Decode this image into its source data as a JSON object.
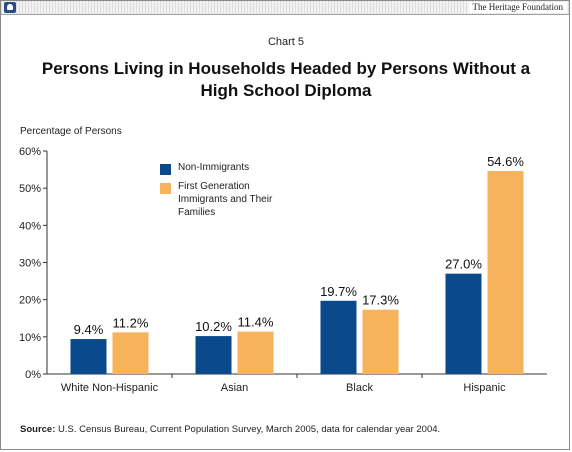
{
  "header": {
    "brand": "The Heritage Foundation",
    "icon": "liberty-bell-icon"
  },
  "chart_data": {
    "type": "bar",
    "chart_number": "Chart 5",
    "title": "Persons Living in Households Headed by Persons Without a High School Diploma",
    "ylabel": "Percentage of Persons",
    "ylim": [
      0,
      60
    ],
    "yticks": [
      "0%",
      "10%",
      "20%",
      "30%",
      "40%",
      "50%",
      "60%"
    ],
    "categories": [
      "White Non-Hispanic",
      "Asian",
      "Black",
      "Hispanic"
    ],
    "series": [
      {
        "name": "Non-Immigrants",
        "color": "#0a4a8c",
        "values": [
          9.4,
          10.2,
          19.7,
          27.0
        ],
        "labels": [
          "9.4%",
          "10.2%",
          "19.7%",
          "27.0%"
        ]
      },
      {
        "name": "First Generation Immigrants and Their Families",
        "color": "#f7b25c",
        "values": [
          11.2,
          11.4,
          17.3,
          54.6
        ],
        "labels": [
          "11.2%",
          "11.4%",
          "17.3%",
          "54.6%"
        ]
      }
    ],
    "legend_position": "top-left",
    "grid": false
  },
  "source": {
    "prefix": "Source:",
    "text": "U.S. Census Bureau, Current Population Survey, March 2005, data for calendar year 2004."
  }
}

→ STATED TASK
Leave the pictures out and write out every entry exactly as given.

→ ANSWER TO THE EXERCISE
Decode this image into its source data as a JSON object.
{
  "header": {
    "brand": "The Heritage Foundation",
    "icon": "liberty-bell-icon"
  },
  "chart_data": {
    "type": "bar",
    "chart_number": "Chart 5",
    "title": "Persons Living in Households Headed by Persons Without a High School Diploma",
    "ylabel": "Percentage of Persons",
    "ylim": [
      0,
      60
    ],
    "yticks": [
      "0%",
      "10%",
      "20%",
      "30%",
      "40%",
      "50%",
      "60%"
    ],
    "categories": [
      "White Non-Hispanic",
      "Asian",
      "Black",
      "Hispanic"
    ],
    "series": [
      {
        "name": "Non-Immigrants",
        "color": "#0a4a8c",
        "values": [
          9.4,
          10.2,
          19.7,
          27.0
        ],
        "labels": [
          "9.4%",
          "10.2%",
          "19.7%",
          "27.0%"
        ]
      },
      {
        "name": "First Generation Immigrants and Their Families",
        "color": "#f7b25c",
        "values": [
          11.2,
          11.4,
          17.3,
          54.6
        ],
        "labels": [
          "11.2%",
          "11.4%",
          "17.3%",
          "54.6%"
        ]
      }
    ],
    "legend_position": "top-left",
    "grid": false
  },
  "source": {
    "prefix": "Source:",
    "text": "U.S. Census Bureau, Current Population Survey, March 2005, data for calendar year 2004."
  }
}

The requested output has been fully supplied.